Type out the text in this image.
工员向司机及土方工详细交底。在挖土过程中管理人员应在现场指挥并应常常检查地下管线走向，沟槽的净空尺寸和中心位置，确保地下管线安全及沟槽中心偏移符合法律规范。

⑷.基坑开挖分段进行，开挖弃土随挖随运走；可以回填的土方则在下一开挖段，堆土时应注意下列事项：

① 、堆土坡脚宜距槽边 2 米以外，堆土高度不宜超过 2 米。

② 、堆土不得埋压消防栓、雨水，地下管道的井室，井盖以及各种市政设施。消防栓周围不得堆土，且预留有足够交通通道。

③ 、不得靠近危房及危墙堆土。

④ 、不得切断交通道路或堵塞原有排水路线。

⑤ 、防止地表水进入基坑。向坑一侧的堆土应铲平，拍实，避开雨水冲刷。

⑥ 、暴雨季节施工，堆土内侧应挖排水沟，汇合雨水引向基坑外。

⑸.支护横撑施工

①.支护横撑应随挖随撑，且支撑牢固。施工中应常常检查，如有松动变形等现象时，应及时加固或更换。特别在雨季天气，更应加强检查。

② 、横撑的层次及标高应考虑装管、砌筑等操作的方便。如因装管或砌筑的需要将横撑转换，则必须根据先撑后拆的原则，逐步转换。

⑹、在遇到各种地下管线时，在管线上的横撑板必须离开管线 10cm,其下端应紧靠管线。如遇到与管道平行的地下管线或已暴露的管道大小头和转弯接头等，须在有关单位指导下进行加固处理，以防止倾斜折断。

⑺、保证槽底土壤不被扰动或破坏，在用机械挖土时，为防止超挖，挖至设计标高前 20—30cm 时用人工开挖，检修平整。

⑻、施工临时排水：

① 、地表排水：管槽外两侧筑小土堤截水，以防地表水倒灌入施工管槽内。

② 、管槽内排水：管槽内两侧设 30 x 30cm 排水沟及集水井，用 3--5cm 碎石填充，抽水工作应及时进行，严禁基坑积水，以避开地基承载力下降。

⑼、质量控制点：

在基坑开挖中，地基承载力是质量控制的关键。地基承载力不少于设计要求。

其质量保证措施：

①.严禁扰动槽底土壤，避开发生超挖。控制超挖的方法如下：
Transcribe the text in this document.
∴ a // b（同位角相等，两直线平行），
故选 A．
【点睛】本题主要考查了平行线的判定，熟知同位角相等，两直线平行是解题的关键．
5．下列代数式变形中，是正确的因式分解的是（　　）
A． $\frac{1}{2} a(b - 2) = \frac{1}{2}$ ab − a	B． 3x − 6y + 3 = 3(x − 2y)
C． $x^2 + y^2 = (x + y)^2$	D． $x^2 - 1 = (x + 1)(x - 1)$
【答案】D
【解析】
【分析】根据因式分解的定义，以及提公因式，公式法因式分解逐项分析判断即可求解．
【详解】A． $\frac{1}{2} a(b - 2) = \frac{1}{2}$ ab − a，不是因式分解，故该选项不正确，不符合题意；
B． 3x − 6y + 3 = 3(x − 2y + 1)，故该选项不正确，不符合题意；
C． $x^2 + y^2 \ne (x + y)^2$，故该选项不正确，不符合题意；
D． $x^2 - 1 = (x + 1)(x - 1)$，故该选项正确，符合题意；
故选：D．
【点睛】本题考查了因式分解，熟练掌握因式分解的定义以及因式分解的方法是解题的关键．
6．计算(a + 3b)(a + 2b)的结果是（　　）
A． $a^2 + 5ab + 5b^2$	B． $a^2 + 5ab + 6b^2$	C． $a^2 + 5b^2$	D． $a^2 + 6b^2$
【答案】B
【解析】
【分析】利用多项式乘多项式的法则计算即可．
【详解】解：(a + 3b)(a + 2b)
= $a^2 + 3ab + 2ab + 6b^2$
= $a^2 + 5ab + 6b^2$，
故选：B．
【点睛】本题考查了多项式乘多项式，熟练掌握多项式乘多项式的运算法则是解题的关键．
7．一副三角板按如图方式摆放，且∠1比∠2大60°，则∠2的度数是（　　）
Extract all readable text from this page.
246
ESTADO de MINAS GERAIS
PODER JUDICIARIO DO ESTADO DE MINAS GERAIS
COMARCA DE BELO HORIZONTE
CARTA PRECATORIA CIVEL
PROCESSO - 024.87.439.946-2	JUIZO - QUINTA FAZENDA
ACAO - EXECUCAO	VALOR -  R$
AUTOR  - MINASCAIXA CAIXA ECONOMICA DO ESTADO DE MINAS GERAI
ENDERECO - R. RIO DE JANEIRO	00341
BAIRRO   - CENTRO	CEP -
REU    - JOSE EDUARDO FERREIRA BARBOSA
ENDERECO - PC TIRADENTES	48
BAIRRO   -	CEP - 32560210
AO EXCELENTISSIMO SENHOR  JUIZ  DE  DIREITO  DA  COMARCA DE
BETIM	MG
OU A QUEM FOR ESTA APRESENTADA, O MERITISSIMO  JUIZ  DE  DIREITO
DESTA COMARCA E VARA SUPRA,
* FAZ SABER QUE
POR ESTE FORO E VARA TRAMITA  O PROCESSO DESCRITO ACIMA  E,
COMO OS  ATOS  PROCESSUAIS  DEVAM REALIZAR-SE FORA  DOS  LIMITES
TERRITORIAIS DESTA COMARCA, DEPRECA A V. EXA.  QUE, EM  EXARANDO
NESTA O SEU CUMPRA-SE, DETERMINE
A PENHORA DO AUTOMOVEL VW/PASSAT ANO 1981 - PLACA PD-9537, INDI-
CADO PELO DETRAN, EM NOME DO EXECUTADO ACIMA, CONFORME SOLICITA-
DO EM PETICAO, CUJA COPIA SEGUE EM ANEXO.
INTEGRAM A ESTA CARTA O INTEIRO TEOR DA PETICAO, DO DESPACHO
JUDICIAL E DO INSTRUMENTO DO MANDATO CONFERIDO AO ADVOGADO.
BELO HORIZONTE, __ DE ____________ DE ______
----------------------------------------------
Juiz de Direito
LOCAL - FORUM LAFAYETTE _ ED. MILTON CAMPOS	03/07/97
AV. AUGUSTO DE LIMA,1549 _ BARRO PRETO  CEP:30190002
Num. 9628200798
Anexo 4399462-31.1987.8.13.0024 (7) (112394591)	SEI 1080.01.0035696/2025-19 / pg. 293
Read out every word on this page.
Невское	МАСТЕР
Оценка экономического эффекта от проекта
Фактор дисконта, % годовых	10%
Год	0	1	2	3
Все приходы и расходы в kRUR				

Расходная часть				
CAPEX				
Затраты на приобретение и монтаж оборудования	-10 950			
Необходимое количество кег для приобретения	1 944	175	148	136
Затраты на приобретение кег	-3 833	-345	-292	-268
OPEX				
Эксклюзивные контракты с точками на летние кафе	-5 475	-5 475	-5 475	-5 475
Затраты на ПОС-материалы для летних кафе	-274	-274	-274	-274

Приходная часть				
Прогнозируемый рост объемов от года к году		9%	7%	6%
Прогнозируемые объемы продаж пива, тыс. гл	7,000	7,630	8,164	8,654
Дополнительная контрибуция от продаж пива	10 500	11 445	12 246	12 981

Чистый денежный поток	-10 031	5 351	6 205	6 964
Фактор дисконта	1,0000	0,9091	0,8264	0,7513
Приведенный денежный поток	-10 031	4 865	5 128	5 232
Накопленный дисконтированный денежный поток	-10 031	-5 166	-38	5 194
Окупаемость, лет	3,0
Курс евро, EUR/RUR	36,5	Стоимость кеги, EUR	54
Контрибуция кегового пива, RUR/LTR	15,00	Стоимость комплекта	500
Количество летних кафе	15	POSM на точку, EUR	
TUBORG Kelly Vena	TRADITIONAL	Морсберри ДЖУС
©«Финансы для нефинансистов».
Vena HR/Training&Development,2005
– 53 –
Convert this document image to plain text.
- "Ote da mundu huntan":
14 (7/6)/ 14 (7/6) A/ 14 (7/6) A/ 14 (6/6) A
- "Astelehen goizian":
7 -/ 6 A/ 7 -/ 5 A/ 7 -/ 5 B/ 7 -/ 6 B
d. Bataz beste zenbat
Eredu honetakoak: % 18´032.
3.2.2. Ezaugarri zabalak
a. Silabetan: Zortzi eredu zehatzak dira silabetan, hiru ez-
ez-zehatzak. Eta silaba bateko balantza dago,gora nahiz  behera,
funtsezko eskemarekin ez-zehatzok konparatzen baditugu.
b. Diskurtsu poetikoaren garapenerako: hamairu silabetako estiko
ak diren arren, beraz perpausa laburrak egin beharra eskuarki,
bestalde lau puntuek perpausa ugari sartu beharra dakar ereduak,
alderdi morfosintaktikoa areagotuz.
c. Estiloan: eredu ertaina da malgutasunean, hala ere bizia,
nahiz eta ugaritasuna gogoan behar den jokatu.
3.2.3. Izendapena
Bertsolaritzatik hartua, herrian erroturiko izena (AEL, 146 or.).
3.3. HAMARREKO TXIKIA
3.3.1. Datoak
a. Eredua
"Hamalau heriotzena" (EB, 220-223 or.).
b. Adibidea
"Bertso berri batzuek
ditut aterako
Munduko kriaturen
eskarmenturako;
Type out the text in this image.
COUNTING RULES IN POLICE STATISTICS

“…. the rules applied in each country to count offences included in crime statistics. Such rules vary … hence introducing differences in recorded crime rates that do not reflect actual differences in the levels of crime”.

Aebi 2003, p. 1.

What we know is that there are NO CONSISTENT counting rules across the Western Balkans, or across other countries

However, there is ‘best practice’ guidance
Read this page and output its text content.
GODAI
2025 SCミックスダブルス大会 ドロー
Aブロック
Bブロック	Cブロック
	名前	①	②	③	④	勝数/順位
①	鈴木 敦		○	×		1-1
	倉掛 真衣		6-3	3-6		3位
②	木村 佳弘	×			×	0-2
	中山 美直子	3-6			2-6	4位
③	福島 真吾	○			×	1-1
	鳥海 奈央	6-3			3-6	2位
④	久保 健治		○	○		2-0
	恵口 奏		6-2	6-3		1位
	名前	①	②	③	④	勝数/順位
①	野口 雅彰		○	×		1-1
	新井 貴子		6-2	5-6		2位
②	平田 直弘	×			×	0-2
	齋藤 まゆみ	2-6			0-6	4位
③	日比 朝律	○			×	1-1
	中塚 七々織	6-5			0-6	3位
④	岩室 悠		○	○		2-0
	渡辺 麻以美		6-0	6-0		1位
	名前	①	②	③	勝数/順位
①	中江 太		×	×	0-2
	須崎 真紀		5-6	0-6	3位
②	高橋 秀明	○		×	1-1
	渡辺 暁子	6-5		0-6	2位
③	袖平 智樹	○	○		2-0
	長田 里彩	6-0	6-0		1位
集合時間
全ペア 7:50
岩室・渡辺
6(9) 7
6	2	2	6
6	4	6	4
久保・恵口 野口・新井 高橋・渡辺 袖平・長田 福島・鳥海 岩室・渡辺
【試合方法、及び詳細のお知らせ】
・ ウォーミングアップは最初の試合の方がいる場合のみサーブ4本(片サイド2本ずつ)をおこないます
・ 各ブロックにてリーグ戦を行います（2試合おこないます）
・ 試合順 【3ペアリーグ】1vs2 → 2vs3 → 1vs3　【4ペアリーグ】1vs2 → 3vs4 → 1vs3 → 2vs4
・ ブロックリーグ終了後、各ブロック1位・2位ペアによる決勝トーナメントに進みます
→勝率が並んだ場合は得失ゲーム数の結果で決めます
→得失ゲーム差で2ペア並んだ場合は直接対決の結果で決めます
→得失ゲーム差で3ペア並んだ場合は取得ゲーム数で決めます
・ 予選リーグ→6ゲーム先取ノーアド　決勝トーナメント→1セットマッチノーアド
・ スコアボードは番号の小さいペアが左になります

:::

> GIVEN INSTRUCTION
Every line that holds the word "frac" should be extracted.

> COMPLETED TASK
A． $\frac{1}{2} a(b - 2) = \frac{1}{2}$ ab − a	B． 3x − 6y + 3 = 3(x − 2y)
【详解】A． $\frac{1}{2} a(b - 2) = \frac{1}{2}$ ab − a，不是因式分解，故该选项不正确，不符合题意；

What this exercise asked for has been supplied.